**Your objective**
Omit every picture while repeating the entries exactly.
——————————
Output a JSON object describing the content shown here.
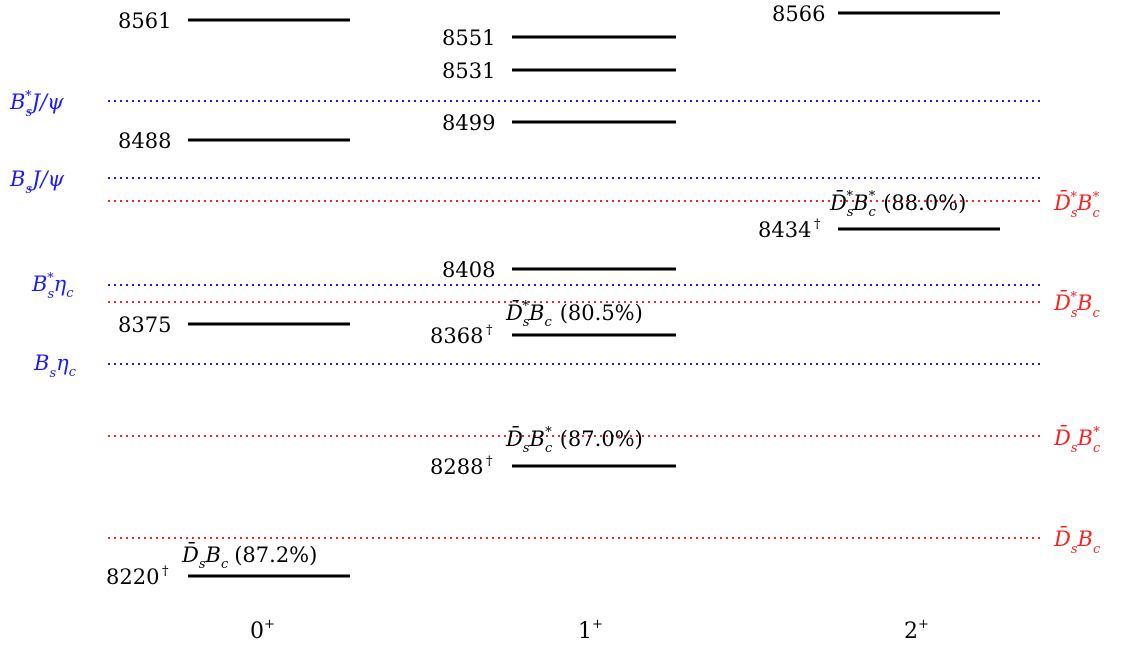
{
  "columns": [
    {
      "id": "c0",
      "label": "0",
      "sup": "+"
    },
    {
      "id": "c1",
      "label": "1",
      "sup": "+"
    },
    {
      "id": "c2",
      "label": "2",
      "sup": "+"
    }
  ],
  "levels": {
    "c0": [
      {
        "mass": "8561",
        "dagger": false
      },
      {
        "mass": "8488",
        "dagger": false
      },
      {
        "mass": "8375",
        "dagger": false
      },
      {
        "mass": "8220",
        "dagger": true,
        "annotation": {
          "channel": "D̄sBc",
          "pct": "(87.2%)"
        }
      }
    ],
    "c1": [
      {
        "mass": "8551",
        "dagger": false
      },
      {
        "mass": "8531",
        "dagger": false
      },
      {
        "mass": "8499",
        "dagger": false
      },
      {
        "mass": "8408",
        "dagger": false
      },
      {
        "mass": "8368",
        "dagger": true,
        "annotation": {
          "channel": "D̄s*Bc",
          "pct": "(80.5%)"
        }
      },
      {
        "mass": "8288",
        "dagger": true,
        "annotation": {
          "channel": "D̄sBc*",
          "pct": "(87.0%)"
        }
      }
    ],
    "c2": [
      {
        "mass": "8566",
        "dagger": false
      },
      {
        "mass": "8434",
        "dagger": true,
        "annotation": {
          "channel": "D̄s*Bc*",
          "pct": "(88.0%)"
        }
      }
    ]
  },
  "dagger_symbol": "†",
  "thresholds_blue": [
    {
      "id": "Bs*Jpsi",
      "label": "Bs*J/ψ"
    },
    {
      "id": "BsJpsi",
      "label": "BsJ/ψ"
    },
    {
      "id": "Bs*etac",
      "label": "Bs*ηc"
    },
    {
      "id": "Bsetac",
      "label": "Bsηc"
    }
  ],
  "thresholds_red": [
    {
      "id": "Ds*Bc*",
      "label": "D̄s*Bc*"
    },
    {
      "id": "Ds*Bc",
      "label": "D̄s*Bc"
    },
    {
      "id": "DsBc*",
      "label": "D̄sBc*"
    },
    {
      "id": "DsBc",
      "label": "D̄sBc"
    }
  ],
  "colors": {
    "blue": "#1a1aff",
    "red": "#ff2020",
    "level": "#000000"
  }
}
——————————
**Problem solution**
Output a JSON object describing the content shown here.
{
  "columns": [
    {
      "id": "c0",
      "label": "0",
      "sup": "+"
    },
    {
      "id": "c1",
      "label": "1",
      "sup": "+"
    },
    {
      "id": "c2",
      "label": "2",
      "sup": "+"
    }
  ],
  "levels": {
    "c0": [
      {
        "mass": "8561",
        "dagger": false
      },
      {
        "mass": "8488",
        "dagger": false
      },
      {
        "mass": "8375",
        "dagger": false
      },
      {
        "mass": "8220",
        "dagger": true,
        "annotation": {
          "channel": "D̄sBc",
          "pct": "(87.2%)"
        }
      }
    ],
    "c1": [
      {
        "mass": "8551",
        "dagger": false
      },
      {
        "mass": "8531",
        "dagger": false
      },
      {
        "mass": "8499",
        "dagger": false
      },
      {
        "mass": "8408",
        "dagger": false
      },
      {
        "mass": "8368",
        "dagger": true,
        "annotation": {
          "channel": "D̄s*Bc",
          "pct": "(80.5%)"
        }
      },
      {
        "mass": "8288",
        "dagger": true,
        "annotation": {
          "channel": "D̄sBc*",
          "pct": "(87.0%)"
        }
      }
    ],
    "c2": [
      {
        "mass": "8566",
        "dagger": false
      },
      {
        "mass": "8434",
        "dagger": true,
        "annotation": {
          "channel": "D̄s*Bc*",
          "pct": "(88.0%)"
        }
      }
    ]
  },
  "dagger_symbol": "†",
  "thresholds_blue": [
    {
      "id": "Bs*Jpsi",
      "label": "Bs*J/ψ"
    },
    {
      "id": "BsJpsi",
      "label": "BsJ/ψ"
    },
    {
      "id": "Bs*etac",
      "label": "Bs*ηc"
    },
    {
      "id": "Bsetac",
      "label": "Bsηc"
    }
  ],
  "thresholds_red": [
    {
      "id": "Ds*Bc*",
      "label": "D̄s*Bc*"
    },
    {
      "id": "Ds*Bc",
      "label": "D̄s*Bc"
    },
    {
      "id": "DsBc*",
      "label": "D̄sBc*"
    },
    {
      "id": "DsBc",
      "label": "D̄sBc"
    }
  ],
  "colors": {
    "blue": "#1a1aff",
    "red": "#ff2020",
    "level": "#000000"
  }
}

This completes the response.